In the records that follow, show each line where the word "аргумента" is present.

» Excerpted records
....
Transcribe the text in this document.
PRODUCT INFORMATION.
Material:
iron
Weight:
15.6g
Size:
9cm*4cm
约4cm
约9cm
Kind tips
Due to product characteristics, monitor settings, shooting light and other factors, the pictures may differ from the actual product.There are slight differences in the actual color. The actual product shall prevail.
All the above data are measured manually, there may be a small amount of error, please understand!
....
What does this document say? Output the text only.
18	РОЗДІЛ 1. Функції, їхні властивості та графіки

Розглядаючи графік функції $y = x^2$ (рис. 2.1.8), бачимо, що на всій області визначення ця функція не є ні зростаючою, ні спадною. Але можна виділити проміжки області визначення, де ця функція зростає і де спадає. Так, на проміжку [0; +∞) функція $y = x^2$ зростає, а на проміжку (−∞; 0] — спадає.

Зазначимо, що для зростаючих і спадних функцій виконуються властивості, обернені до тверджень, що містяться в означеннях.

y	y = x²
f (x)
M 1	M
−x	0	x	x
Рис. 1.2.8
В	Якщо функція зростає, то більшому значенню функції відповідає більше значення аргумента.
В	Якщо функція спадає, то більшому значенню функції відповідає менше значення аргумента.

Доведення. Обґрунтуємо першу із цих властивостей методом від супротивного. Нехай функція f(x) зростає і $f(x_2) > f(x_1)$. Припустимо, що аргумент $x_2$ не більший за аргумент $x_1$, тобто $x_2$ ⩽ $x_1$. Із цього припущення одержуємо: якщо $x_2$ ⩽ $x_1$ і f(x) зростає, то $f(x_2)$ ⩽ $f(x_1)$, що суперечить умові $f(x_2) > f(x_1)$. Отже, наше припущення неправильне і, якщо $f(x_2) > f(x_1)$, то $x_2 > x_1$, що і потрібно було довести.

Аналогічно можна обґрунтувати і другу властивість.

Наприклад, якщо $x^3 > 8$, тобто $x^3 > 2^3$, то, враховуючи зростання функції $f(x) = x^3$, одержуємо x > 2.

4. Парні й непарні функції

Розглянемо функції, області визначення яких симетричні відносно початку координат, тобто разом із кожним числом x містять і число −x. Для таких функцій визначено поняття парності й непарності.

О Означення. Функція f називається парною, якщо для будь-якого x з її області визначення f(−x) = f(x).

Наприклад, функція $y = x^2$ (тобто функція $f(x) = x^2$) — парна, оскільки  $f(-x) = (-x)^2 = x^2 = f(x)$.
....
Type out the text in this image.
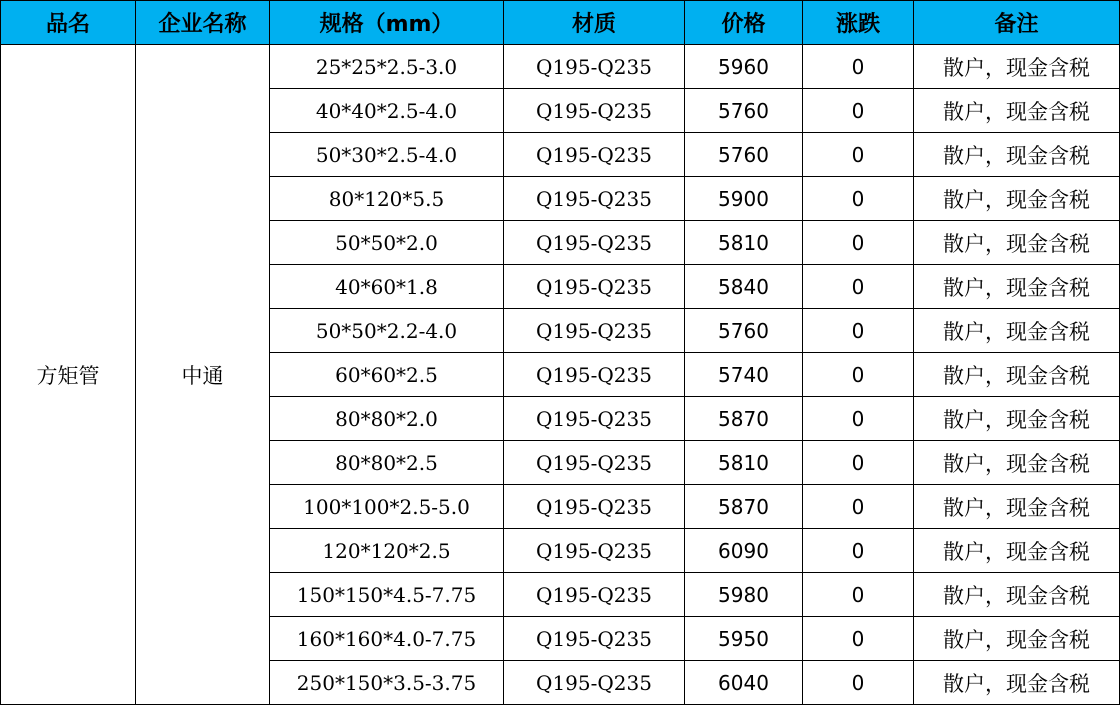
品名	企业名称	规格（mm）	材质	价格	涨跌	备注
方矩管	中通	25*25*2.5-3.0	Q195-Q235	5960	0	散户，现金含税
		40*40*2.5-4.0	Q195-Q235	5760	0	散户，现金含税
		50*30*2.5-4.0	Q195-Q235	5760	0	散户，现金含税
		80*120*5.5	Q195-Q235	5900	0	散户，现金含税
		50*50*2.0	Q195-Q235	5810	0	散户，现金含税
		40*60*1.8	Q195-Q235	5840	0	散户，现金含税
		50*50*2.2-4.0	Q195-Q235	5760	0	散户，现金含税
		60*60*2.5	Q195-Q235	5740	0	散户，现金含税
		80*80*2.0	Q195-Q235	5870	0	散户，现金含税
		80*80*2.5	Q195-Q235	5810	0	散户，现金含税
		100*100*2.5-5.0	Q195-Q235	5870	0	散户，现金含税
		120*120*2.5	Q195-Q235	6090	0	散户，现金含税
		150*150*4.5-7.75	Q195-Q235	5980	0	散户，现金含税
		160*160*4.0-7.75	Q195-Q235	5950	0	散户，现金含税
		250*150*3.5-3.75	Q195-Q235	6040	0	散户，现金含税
....
» Answer to this task
В	Якщо функція зростає, то більшому значенню функції відповідає більше значення аргумента.
В	Якщо функція спадає, то більшому значенню функції відповідає менше значення аргумента.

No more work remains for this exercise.